[START]

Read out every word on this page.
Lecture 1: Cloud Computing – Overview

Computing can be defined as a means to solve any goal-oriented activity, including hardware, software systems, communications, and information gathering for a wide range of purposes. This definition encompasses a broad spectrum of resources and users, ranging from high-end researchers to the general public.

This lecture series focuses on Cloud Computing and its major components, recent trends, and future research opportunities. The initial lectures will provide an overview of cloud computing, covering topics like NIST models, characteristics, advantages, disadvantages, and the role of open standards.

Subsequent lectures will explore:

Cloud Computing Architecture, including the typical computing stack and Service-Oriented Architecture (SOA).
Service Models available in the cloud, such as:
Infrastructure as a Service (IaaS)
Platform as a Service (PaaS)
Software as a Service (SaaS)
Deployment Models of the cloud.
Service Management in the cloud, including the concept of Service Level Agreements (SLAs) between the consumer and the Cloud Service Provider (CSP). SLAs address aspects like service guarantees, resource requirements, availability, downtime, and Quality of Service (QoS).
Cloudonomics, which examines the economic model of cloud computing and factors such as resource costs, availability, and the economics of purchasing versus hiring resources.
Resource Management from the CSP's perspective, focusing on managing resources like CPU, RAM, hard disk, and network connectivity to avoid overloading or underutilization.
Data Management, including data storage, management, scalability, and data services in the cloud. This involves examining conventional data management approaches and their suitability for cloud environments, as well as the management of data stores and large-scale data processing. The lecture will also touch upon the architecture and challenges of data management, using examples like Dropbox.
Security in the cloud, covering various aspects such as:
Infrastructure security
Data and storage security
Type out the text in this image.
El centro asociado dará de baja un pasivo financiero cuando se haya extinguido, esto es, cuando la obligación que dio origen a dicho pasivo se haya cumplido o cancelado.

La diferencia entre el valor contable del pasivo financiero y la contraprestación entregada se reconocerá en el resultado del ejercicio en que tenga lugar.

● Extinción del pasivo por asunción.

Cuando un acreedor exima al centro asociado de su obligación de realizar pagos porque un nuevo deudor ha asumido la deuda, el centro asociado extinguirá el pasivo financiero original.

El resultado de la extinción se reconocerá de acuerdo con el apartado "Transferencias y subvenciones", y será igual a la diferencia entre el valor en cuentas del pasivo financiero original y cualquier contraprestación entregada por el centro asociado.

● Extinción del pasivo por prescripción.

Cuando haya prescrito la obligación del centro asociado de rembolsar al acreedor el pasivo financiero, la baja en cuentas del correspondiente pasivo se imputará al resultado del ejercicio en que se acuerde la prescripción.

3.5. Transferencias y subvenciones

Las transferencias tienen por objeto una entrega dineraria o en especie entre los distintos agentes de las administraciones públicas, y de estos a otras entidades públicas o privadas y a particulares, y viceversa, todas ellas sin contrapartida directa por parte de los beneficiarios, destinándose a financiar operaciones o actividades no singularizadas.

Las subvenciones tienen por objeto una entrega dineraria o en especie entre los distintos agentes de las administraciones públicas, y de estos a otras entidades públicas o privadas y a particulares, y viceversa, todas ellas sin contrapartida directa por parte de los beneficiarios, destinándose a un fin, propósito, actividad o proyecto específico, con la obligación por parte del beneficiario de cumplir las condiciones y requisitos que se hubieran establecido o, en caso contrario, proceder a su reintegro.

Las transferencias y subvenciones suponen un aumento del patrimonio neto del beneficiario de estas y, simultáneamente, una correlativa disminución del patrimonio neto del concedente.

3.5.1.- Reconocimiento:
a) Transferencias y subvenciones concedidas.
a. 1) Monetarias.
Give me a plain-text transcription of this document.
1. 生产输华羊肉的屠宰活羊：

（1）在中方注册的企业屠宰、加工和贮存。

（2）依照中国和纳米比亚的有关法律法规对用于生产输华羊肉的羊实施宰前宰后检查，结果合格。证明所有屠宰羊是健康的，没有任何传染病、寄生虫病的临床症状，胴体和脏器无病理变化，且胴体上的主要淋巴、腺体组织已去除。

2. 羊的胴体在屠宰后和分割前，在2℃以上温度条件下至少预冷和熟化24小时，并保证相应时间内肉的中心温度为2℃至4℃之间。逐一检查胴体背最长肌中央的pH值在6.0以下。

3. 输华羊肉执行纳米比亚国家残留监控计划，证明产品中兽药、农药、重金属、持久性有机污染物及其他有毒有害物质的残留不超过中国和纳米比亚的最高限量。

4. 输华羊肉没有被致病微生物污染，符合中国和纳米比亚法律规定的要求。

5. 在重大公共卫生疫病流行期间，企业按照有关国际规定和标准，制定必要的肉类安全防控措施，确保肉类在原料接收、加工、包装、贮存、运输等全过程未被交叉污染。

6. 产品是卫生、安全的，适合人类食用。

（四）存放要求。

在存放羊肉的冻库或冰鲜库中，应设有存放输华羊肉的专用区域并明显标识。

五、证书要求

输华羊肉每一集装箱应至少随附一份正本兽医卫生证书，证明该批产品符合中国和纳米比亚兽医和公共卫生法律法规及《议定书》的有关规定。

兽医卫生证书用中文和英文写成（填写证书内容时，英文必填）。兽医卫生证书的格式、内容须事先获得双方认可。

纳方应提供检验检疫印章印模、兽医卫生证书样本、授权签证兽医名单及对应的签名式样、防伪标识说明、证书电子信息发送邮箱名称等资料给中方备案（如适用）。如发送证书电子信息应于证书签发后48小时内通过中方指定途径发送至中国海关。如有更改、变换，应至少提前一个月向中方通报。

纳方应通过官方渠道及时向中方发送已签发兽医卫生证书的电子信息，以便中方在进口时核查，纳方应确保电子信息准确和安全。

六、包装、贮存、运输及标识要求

[END]

## Aim of the exercise
Only a number is wanted: how many lines contain "públicas"?

## Complete response
2